- What the task asks: Look for "screenshot" in each line of the entries, and return the matching lines.

- Data to process:
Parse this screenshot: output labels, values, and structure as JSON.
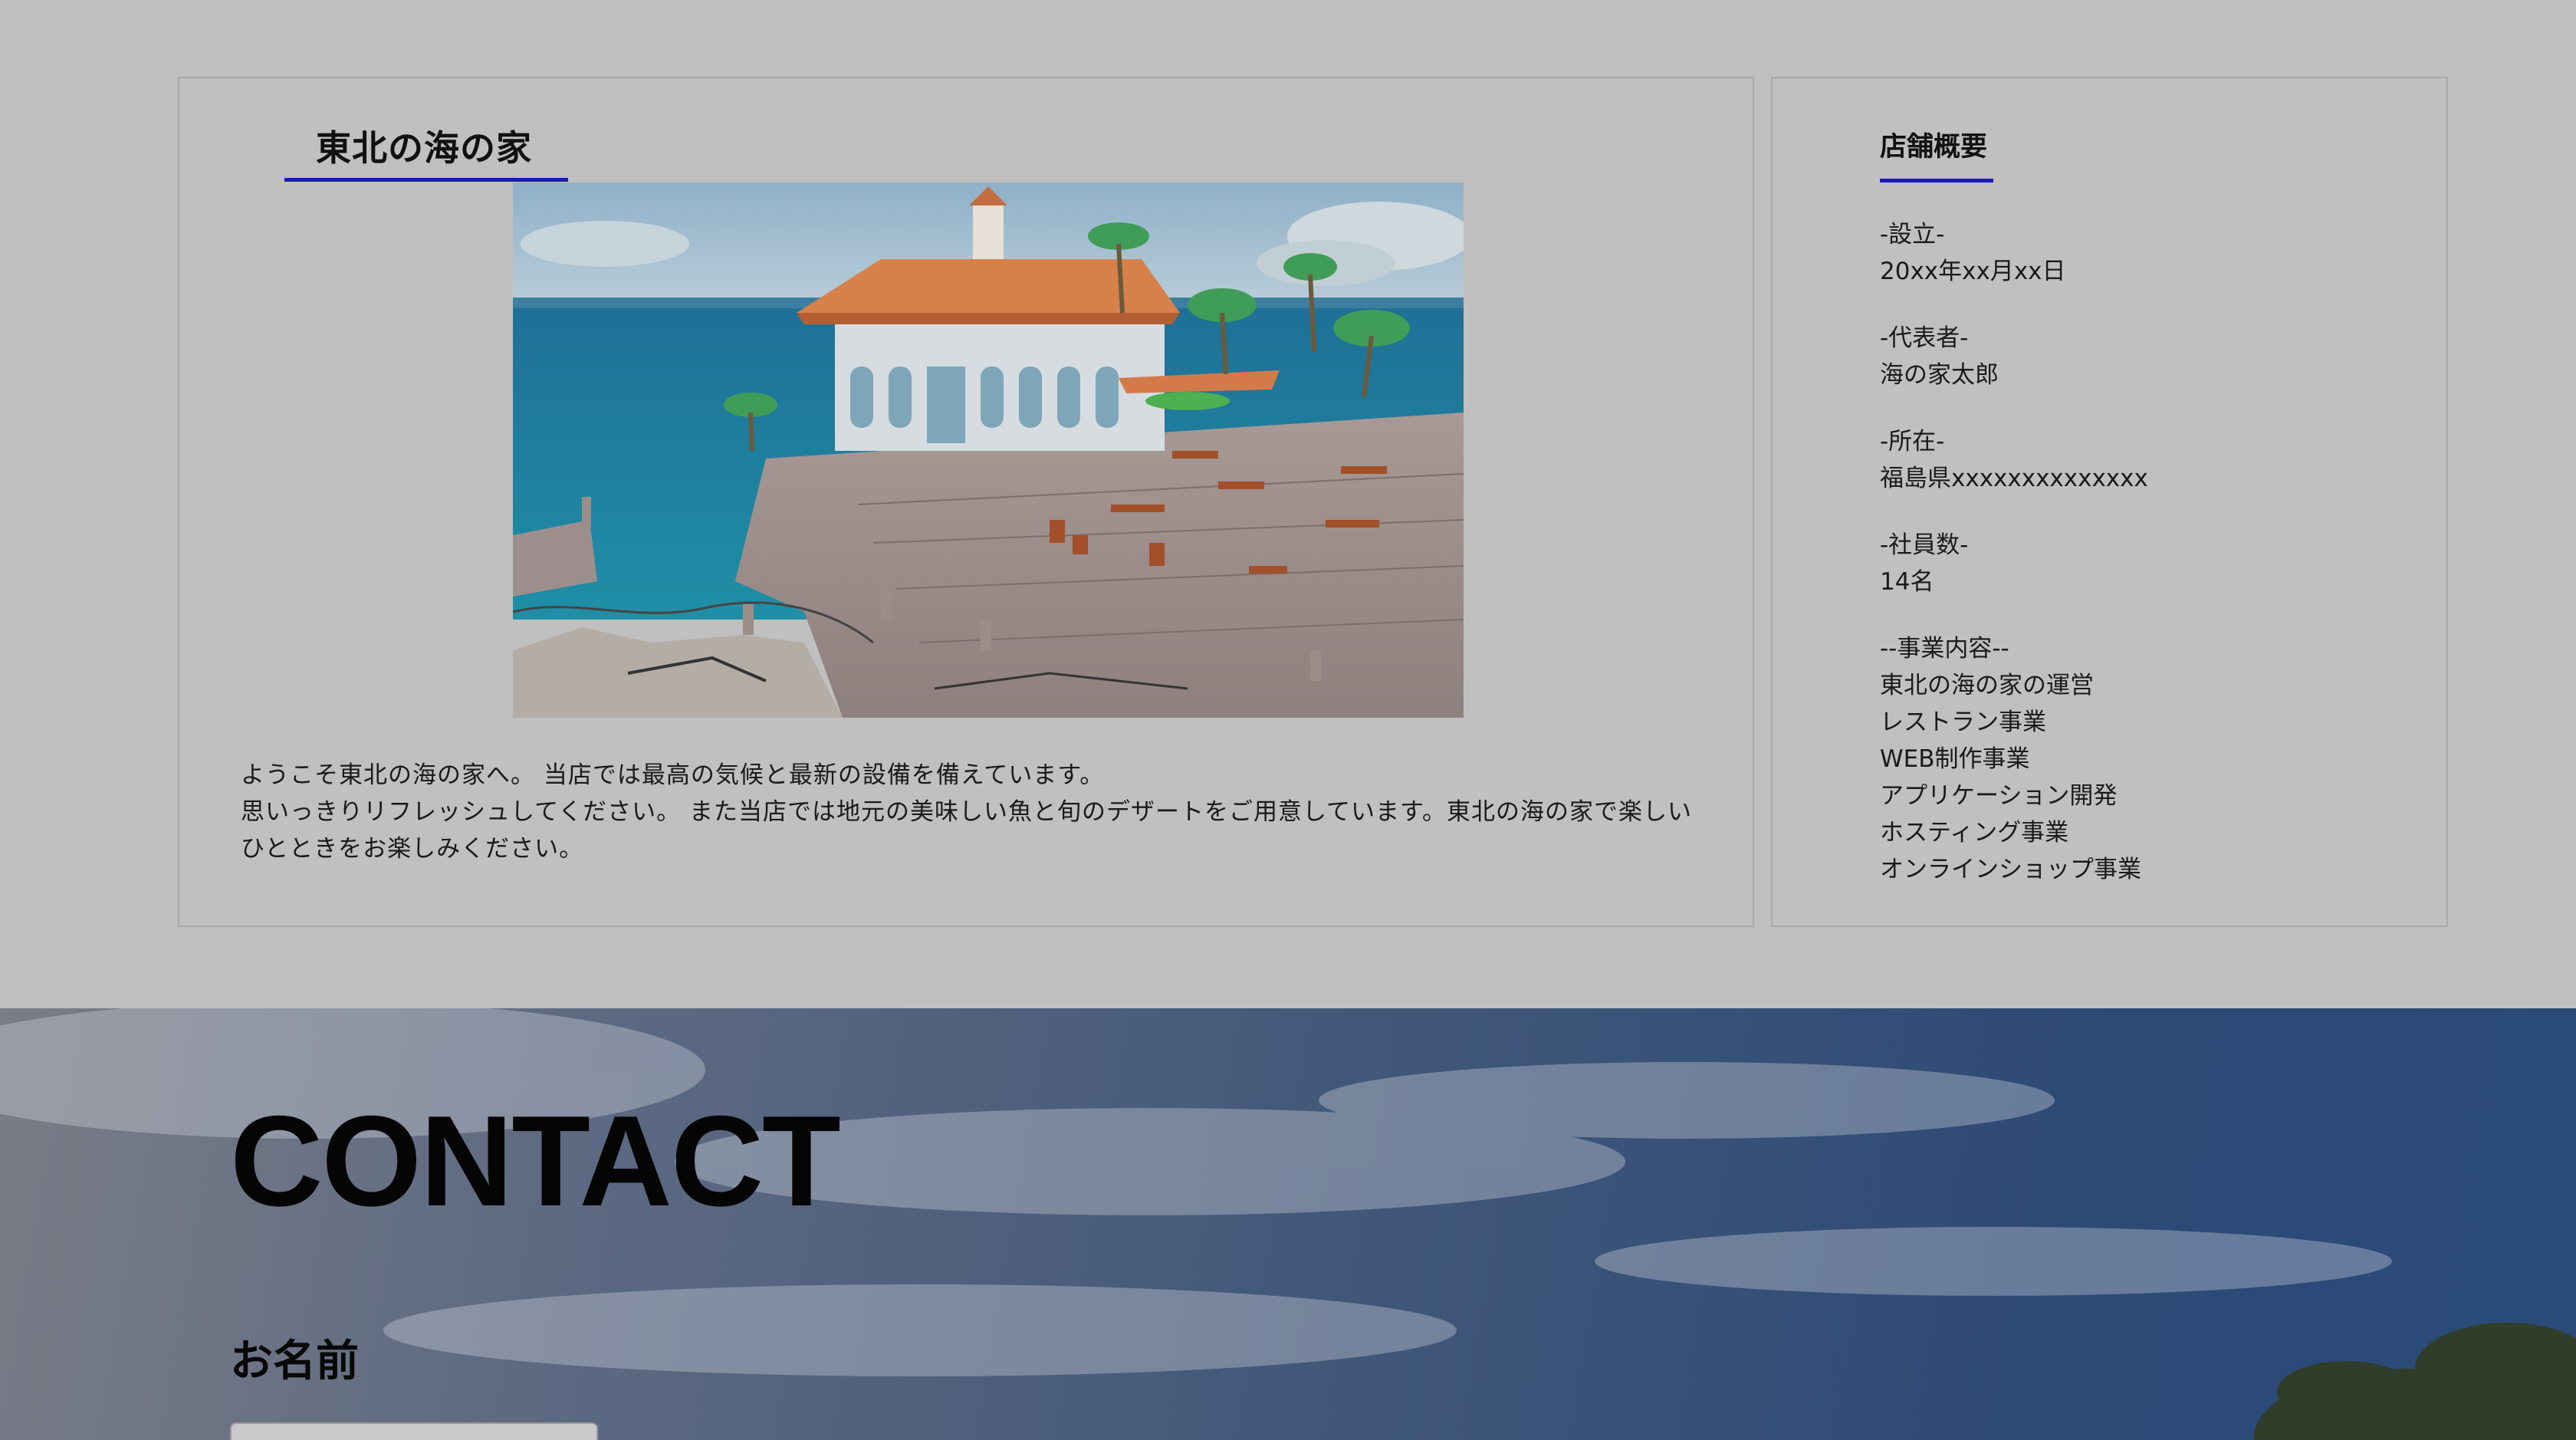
{
  "main": {
    "title": "東北の海の家",
    "image_alt": "海の家の風景",
    "intro_lines": [
      "ようこそ東北の海の家へ。 当店では最高の気候と最新の設備を備えています。",
      "思いっきりリフレッシュしてください。 また当店では地元の美味しい魚と旬のデザートをご用意しています。東北の海の家で楽しい",
      "ひとときをお楽しみください。"
    ]
  },
  "sidebar": {
    "title": "店舗概要",
    "groups": [
      {
        "label": "-設立-",
        "values": [
          "20xx年xx月xx日"
        ]
      },
      {
        "label": "-代表者-",
        "values": [
          "海の家太郎"
        ]
      },
      {
        "label": "-所在-",
        "values": [
          "福島県xxxxxxxxxxxxxx"
        ]
      },
      {
        "label": "-社員数-",
        "values": [
          "14名"
        ]
      },
      {
        "label": "--事業内容--",
        "values": [
          "東北の海の家の運営",
          "レストラン事業",
          "WEB制作事業",
          "アプリケーション開発",
          "ホスティング事業",
          "オンラインショップ事業"
        ]
      }
    ]
  },
  "contact": {
    "title": "CONTACT",
    "name_label": "お名前",
    "name_value": ""
  },
  "colors": {
    "overlay_gray": "#c0c0c0",
    "underline_blue": "#1a1ab8",
    "panel_border": "#a9a9a9"
  }
}
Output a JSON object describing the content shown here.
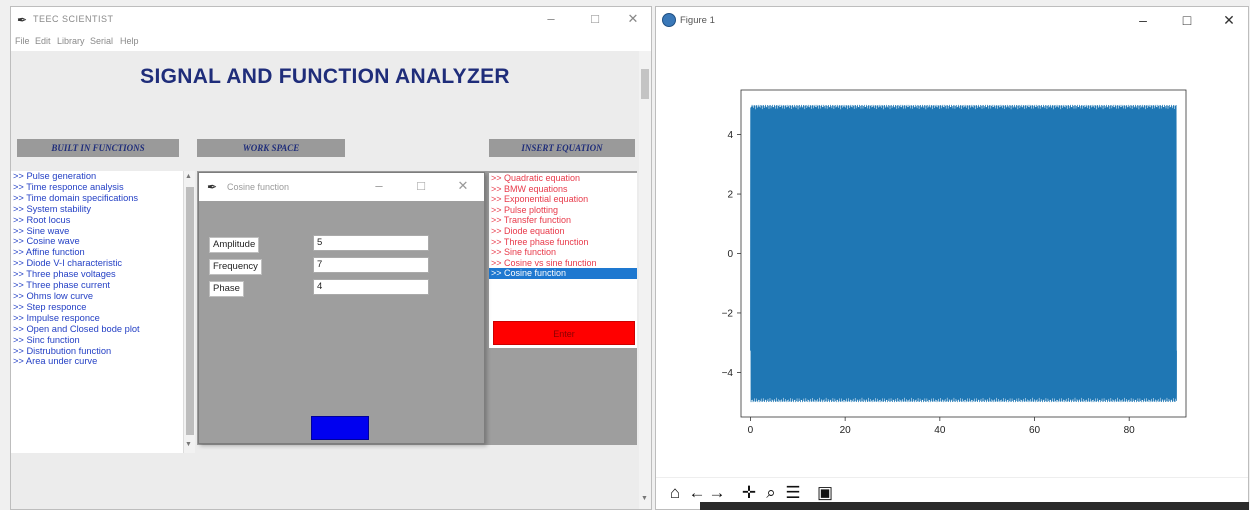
{
  "app": {
    "title": "TEEC SCIENTIST",
    "menu": [
      "File",
      "Edit",
      "Library",
      "Serial",
      "Help"
    ],
    "main_title": "SIGNAL AND FUNCTION ANALYZER",
    "sections": {
      "builtin": "BUILT IN FUNCTIONS",
      "workspace": "WORK SPACE",
      "insert": "INSERT EQUATION"
    },
    "builtin_items": [
      ">> Pulse generation",
      ">> Time responce analysis",
      ">> Time domain specifications",
      ">> System stability",
      ">> Root locus",
      ">> Sine wave",
      ">> Cosine wave",
      ">> Affine function",
      ">> Diode V-I characteristic",
      ">> Three phase voltages",
      ">> Three phase current",
      ">> Ohms low curve",
      ">> Step responce",
      ">> Impulse responce",
      ">> Open and Closed bode plot",
      ">> Sinc function",
      ">> Distrubution function",
      ">> Area under curve"
    ],
    "insert_items": [
      ">> Quadratic equation",
      ">> BMW equations",
      ">> Exponential equation",
      ">> Pulse plotting",
      ">> Transfer function",
      ">> Diode equation",
      ">> Three phase function",
      ">> Sine function",
      ">> Cosine vs sine function",
      ">> Cosine function"
    ],
    "insert_selected": ">> Cosine function",
    "insert_enter_label": "Enter"
  },
  "dialog": {
    "title": "Cosine function",
    "fields": [
      {
        "label": "Amplitude",
        "value": "5"
      },
      {
        "label": "Frequency",
        "value": "7"
      },
      {
        "label": "Phase",
        "value": "4"
      }
    ]
  },
  "figure": {
    "title": "Figure 1",
    "colors": {
      "line": "#1f77b4"
    },
    "toolbar_icons": [
      "home-icon",
      "back-arrow-icon",
      "forward-arrow-icon",
      "pan-icon",
      "zoom-icon",
      "configure-subplots-icon",
      "save-icon"
    ]
  },
  "chart_data": {
    "type": "line",
    "title": "",
    "xlabel": "",
    "ylabel": "",
    "xlim": [
      -2,
      92
    ],
    "ylim": [
      -5.5,
      5.5
    ],
    "x_ticks": [
      0,
      20,
      40,
      60,
      80
    ],
    "y_ticks": [
      -4,
      -2,
      0,
      2,
      4
    ],
    "x_tick_labels": [
      "0",
      "20",
      "40",
      "60",
      "80"
    ],
    "y_tick_labels": [
      "−4",
      "−2",
      "0",
      "2",
      "4"
    ],
    "grid": false,
    "series": [
      {
        "function": "cosine",
        "amplitude": 5,
        "frequency": 7,
        "phase": 4,
        "x_range": [
          0,
          90
        ]
      }
    ]
  }
}
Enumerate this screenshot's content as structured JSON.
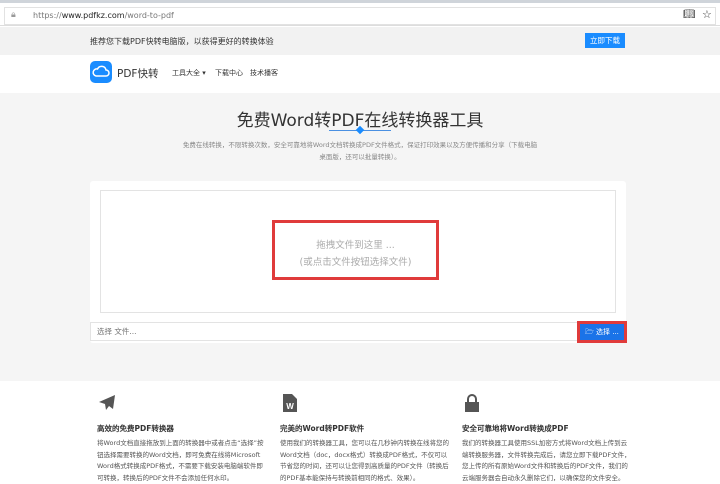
{
  "browser": {
    "url_prefix": "https://",
    "url_domain": "www.pdfkz.com",
    "url_path": "/word-to-pdf"
  },
  "banner": {
    "text": "推荐您下载PDF快转电脑版，以获得更好的转换体验",
    "button": "立即下载"
  },
  "nav": {
    "brand": "PDF快转",
    "items": [
      "工具大全 ▾",
      "下载中心",
      "技术播客"
    ]
  },
  "hero": {
    "title": "免费Word转PDF在线转换器工具",
    "description": "免费在线转换，不限转换次数，安全可靠地将Word文档转换成PDF文件格式，保证打印效果以及方便传播和分享（下载电脑桌面版，还可以批量转换）。"
  },
  "upload": {
    "drop_line1": "拖拽文件到这里 ...",
    "drop_line2": "(或点击文件按钮选择文件)",
    "input_placeholder": "选择 文件...",
    "choose_button": "选择 ..."
  },
  "features": [
    {
      "icon": "paper-plane-icon",
      "title": "高效的免费PDF转换器",
      "text": "将Word文档直接拖放到上面的转换器中或者点击“选择”按钮选择需要转换的Word文档，即可免费在线将Microsoft Word格式转换成PDF格式，不需要下载安装电脑端软件即可转换，转换后的PDF文件不会添加任何水印。"
    },
    {
      "icon": "word-file-icon",
      "title": "完美的Word转PDF软件",
      "text": "使用我们的转换器工具，您可以在几秒钟内转换在线将您的Word文档（doc，docx格式）转换成PDF格式，不仅可以节省您的时间，还可以让您得到高质量的PDF文件（转换后的PDF基本能保持与转换前相同的格式、效果）。"
    },
    {
      "icon": "lock-icon",
      "title": "安全可靠地将Word转换成PDF",
      "text": "我们的转换器工具使用SSL加密方式将Word文档上传到云端转换服务器，文件转换完成后，请您立即下载PDF文件，您上传的所有原始Word文件和转换后的PDF文件，我们的云端服务器会自动永久删除它们，以确保您的文件安全。"
    }
  ]
}
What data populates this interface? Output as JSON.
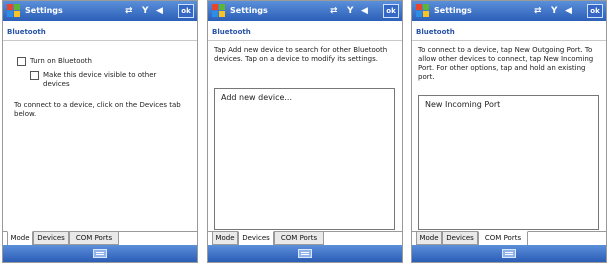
{
  "panels": [
    {
      "title": "Settings",
      "section": "Bluetooth",
      "ok": "ok",
      "checkboxes": [
        {
          "label": "Turn on Bluetooth",
          "checked": false
        },
        {
          "label": "Make this device visible to other devices",
          "checked": false
        }
      ],
      "instruction": "To connect to a device, click on the Devices tab below.",
      "tabs": [
        "Mode",
        "Devices",
        "COM Ports"
      ],
      "active_tab": "Mode"
    },
    {
      "title": "Settings",
      "section": "Bluetooth",
      "ok": "ok",
      "instruction": "Tap Add new device to search for other Bluetooth devices. Tap on a device to modify its settings.",
      "list_item": "Add new device...",
      "tabs": [
        "Mode",
        "Devices",
        "COM Ports"
      ],
      "active_tab": "Devices"
    },
    {
      "title": "Settings",
      "section": "Bluetooth",
      "ok": "ok",
      "instruction": "To connect to a device, tap New Outgoing Port. To allow other devices to connect, tap New Incoming Port. For other options, tap and hold an existing port.",
      "list_item": "New Incoming Port",
      "tabs": [
        "Mode",
        "Devices",
        "COM Ports"
      ],
      "active_tab": "COM Ports"
    }
  ],
  "icons": {
    "start": "windows-flag-icon",
    "connectivity": "sync-arrows-icon",
    "signal": "antenna-signal-icon",
    "volume": "speaker-volume-icon",
    "keyboard": "keyboard-icon"
  },
  "colors": {
    "title_bar": "#2c5fb8",
    "section_title": "#2753a8"
  }
}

- Full response:
Parse this screenshot: output labels, values, and structure as JSON.
Enumerate this screenshot's content as structured JSON.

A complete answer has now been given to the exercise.